Exercise brief:
Copy out the listing that follows, exactly, without its pictures.

Saved entries
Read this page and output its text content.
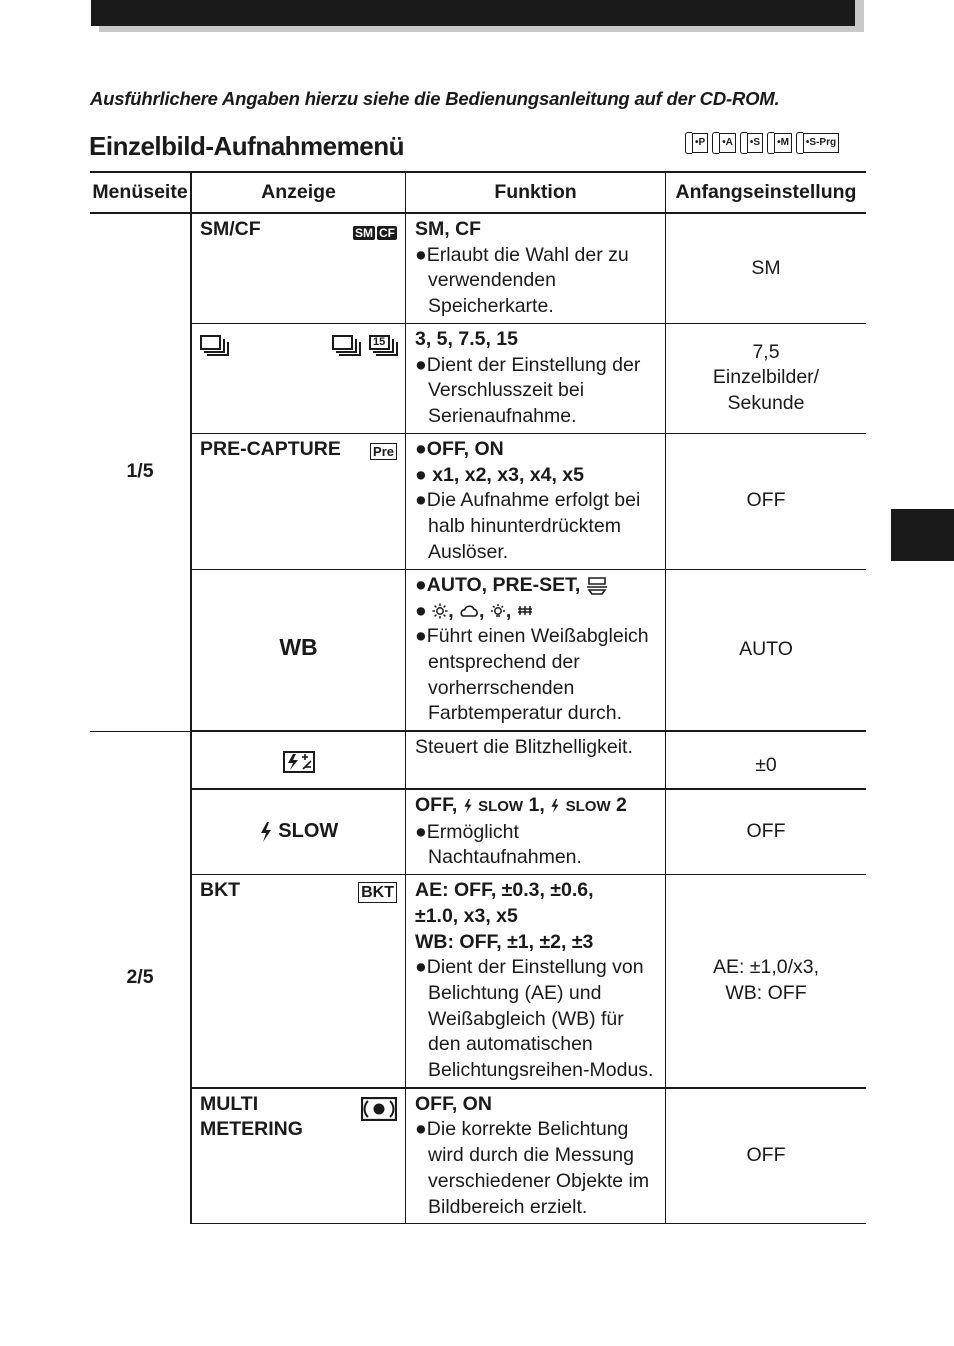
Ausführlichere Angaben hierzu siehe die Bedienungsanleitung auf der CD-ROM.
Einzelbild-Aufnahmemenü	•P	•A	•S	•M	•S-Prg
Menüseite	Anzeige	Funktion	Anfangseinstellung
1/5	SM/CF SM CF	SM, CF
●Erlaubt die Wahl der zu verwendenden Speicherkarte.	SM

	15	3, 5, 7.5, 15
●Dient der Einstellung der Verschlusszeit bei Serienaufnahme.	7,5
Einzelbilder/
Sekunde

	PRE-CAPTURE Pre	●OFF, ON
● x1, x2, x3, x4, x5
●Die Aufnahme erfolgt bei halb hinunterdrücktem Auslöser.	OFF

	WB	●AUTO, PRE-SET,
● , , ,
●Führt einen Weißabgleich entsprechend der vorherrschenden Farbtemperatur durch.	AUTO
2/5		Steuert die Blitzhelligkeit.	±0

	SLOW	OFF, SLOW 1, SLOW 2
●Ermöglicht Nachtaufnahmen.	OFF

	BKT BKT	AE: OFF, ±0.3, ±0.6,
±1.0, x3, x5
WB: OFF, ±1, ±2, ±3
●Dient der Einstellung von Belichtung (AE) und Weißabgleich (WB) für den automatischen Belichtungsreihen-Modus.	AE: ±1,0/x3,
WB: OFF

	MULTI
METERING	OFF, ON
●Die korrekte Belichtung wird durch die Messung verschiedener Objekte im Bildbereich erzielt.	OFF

Finished task:
Read this page and output its text content.
Ausführlichere Angaben hierzu siehe die Bedienungsanleitung auf der CD-ROM.
Einzelbild-Aufnahmemenü	•P	•A	•S	•M	•S-Prg
Menüseite	Anzeige	Funktion	Anfangseinstellung
1/5	SM/CF SM CF	SM, CF
●Erlaubt die Wahl der zu verwendenden Speicherkarte.	SM

	15	3, 5, 7.5, 15
●Dient der Einstellung der Verschlusszeit bei Serienaufnahme.	7,5
Einzelbilder/
Sekunde

	PRE-CAPTURE Pre	●OFF, ON
● x1, x2, x3, x4, x5
●Die Aufnahme erfolgt bei halb hinunterdrücktem Auslöser.	OFF

	WB	●AUTO, PRE-SET,
● , , ,
●Führt einen Weißabgleich entsprechend der vorherrschenden Farbtemperatur durch.	AUTO
2/5		Steuert die Blitzhelligkeit.	±0

	SLOW	OFF, SLOW 1, SLOW 2
●Ermöglicht Nachtaufnahmen.	OFF

	BKT BKT	AE: OFF, ±0.3, ±0.6,
±1.0, x3, x5
WB: OFF, ±1, ±2, ±3
●Dient der Einstellung von Belichtung (AE) und Weißabgleich (WB) für den automatischen Belichtungsreihen-Modus.	AE: ±1,0/x3,
WB: OFF

	MULTI
METERING	OFF, ON
●Die korrekte Belichtung wird durch die Messung verschiedener Objekte im Bildbereich erzielt.	OFF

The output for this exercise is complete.